Each line in the entries below that holds the string "this" is to be listed.

::::::

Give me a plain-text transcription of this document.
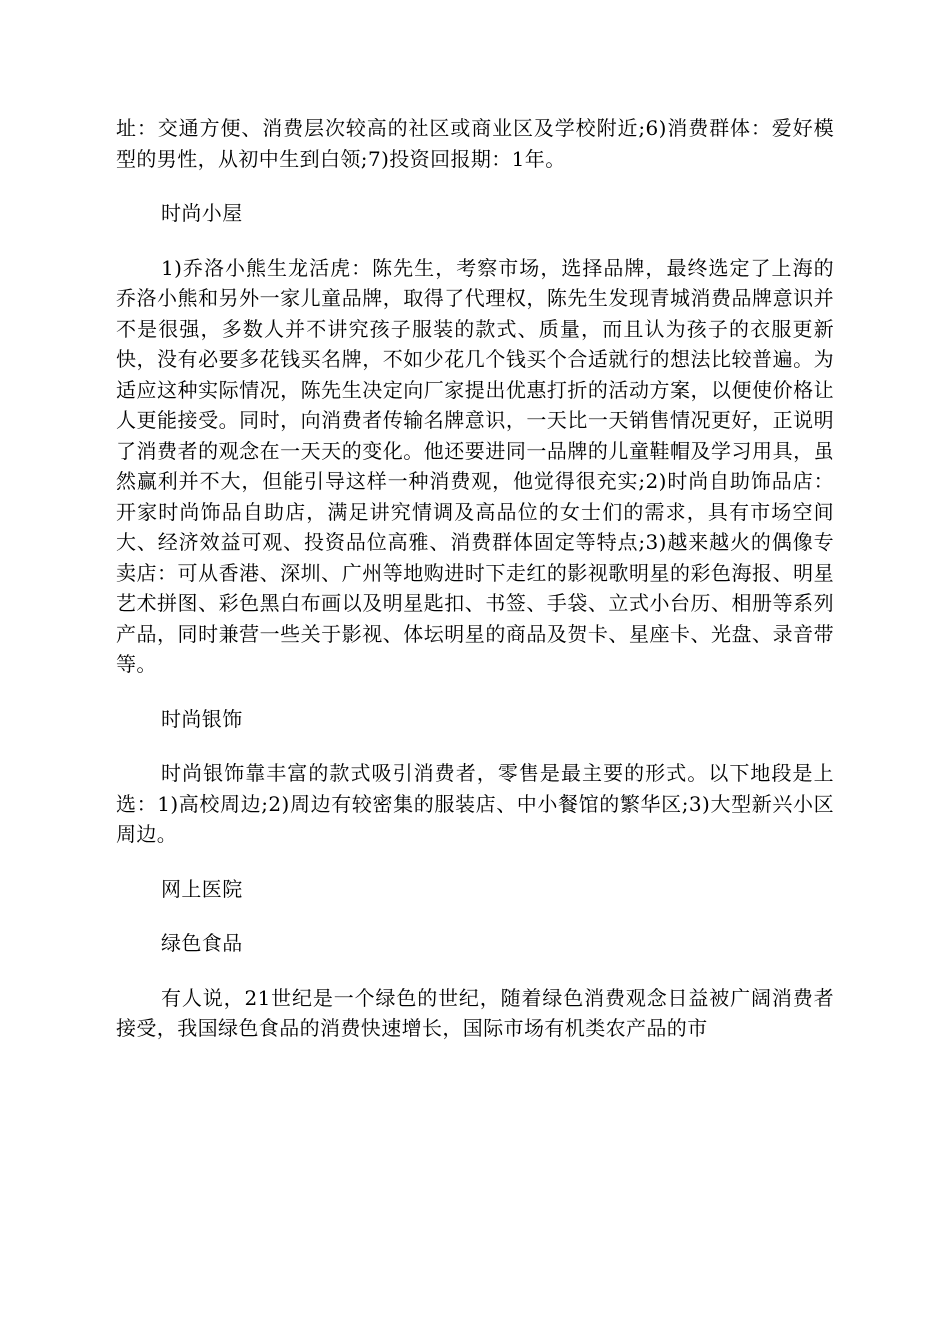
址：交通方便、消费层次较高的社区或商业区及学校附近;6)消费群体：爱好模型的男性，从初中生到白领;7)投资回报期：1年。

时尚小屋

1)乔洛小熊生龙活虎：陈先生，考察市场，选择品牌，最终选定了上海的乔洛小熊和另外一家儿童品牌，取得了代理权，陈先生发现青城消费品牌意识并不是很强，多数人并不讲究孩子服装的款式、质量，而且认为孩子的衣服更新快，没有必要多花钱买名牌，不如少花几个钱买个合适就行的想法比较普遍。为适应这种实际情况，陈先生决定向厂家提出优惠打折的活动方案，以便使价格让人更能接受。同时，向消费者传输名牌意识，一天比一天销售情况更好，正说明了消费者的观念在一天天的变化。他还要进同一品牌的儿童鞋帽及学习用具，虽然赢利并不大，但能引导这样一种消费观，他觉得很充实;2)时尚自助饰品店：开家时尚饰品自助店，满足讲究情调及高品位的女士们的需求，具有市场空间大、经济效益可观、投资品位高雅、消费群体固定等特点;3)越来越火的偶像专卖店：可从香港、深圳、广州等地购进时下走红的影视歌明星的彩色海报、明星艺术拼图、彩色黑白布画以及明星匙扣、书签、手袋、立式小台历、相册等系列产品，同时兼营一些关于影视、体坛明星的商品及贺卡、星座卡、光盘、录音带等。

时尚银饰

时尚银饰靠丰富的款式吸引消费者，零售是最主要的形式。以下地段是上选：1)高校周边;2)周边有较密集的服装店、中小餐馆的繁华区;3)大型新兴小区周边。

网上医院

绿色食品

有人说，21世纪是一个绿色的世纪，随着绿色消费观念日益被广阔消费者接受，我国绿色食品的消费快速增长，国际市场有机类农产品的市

::::::

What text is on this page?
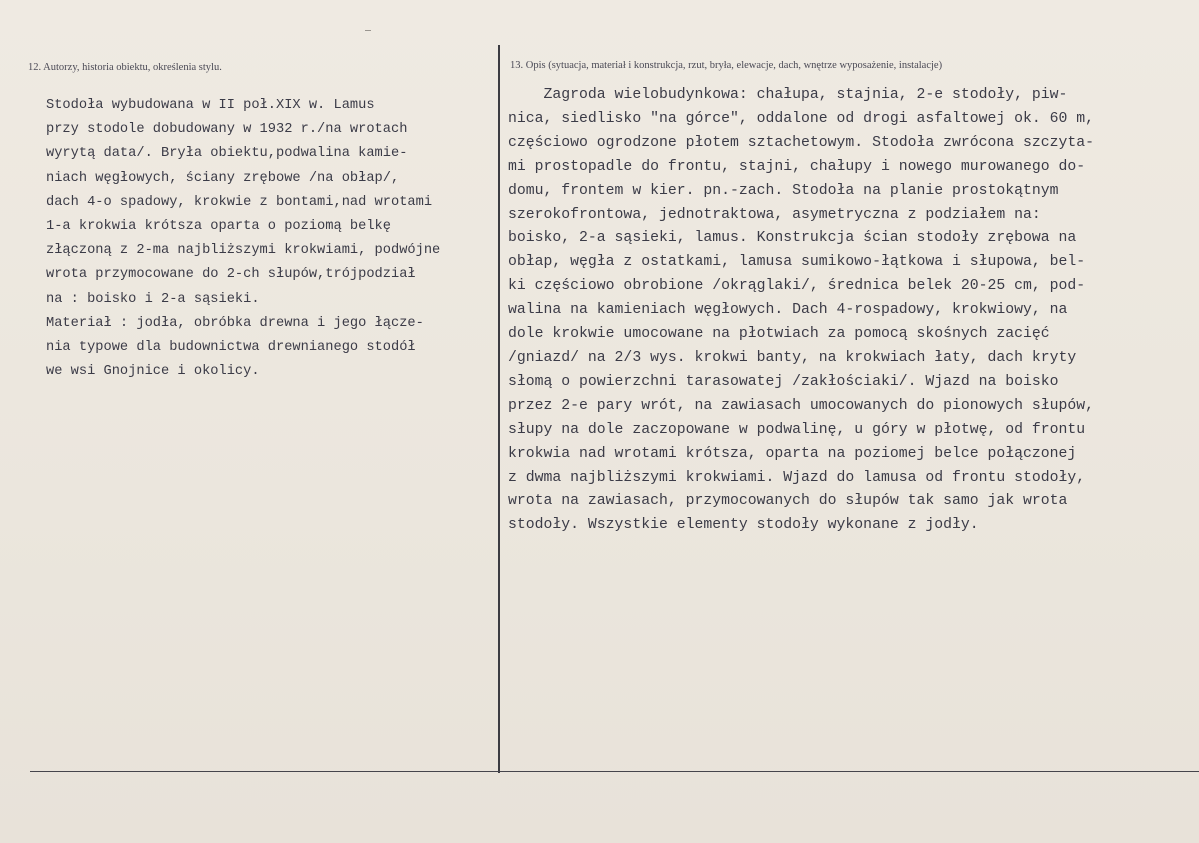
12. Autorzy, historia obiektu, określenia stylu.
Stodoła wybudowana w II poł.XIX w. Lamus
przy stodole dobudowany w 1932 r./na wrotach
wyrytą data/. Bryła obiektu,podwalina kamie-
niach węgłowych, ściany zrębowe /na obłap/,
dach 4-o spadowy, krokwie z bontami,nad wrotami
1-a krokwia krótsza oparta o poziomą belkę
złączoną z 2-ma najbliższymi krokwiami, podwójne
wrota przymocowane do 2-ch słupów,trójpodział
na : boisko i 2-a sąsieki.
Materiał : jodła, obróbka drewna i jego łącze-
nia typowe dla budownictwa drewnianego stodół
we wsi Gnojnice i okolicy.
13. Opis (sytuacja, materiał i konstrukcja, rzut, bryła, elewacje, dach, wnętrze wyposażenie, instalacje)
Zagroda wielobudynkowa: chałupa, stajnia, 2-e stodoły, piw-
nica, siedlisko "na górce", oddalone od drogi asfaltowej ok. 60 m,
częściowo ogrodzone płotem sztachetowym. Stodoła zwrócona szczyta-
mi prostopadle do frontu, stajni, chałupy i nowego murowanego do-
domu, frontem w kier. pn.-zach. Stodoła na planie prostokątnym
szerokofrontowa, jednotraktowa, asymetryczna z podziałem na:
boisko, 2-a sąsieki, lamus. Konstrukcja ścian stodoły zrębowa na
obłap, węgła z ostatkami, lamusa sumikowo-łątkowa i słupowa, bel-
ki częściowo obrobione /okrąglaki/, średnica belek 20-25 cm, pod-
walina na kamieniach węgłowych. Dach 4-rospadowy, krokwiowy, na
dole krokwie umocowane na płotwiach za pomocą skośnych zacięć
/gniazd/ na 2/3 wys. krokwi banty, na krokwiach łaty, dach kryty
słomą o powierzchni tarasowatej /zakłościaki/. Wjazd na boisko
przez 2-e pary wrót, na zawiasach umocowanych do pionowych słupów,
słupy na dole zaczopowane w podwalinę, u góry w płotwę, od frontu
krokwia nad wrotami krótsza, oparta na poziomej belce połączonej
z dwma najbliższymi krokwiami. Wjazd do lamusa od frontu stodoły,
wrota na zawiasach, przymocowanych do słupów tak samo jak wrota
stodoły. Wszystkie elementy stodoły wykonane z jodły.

::::::

EXPECTED ANSWER:
Give me a plain-text transcription of this document.
What text is on this page?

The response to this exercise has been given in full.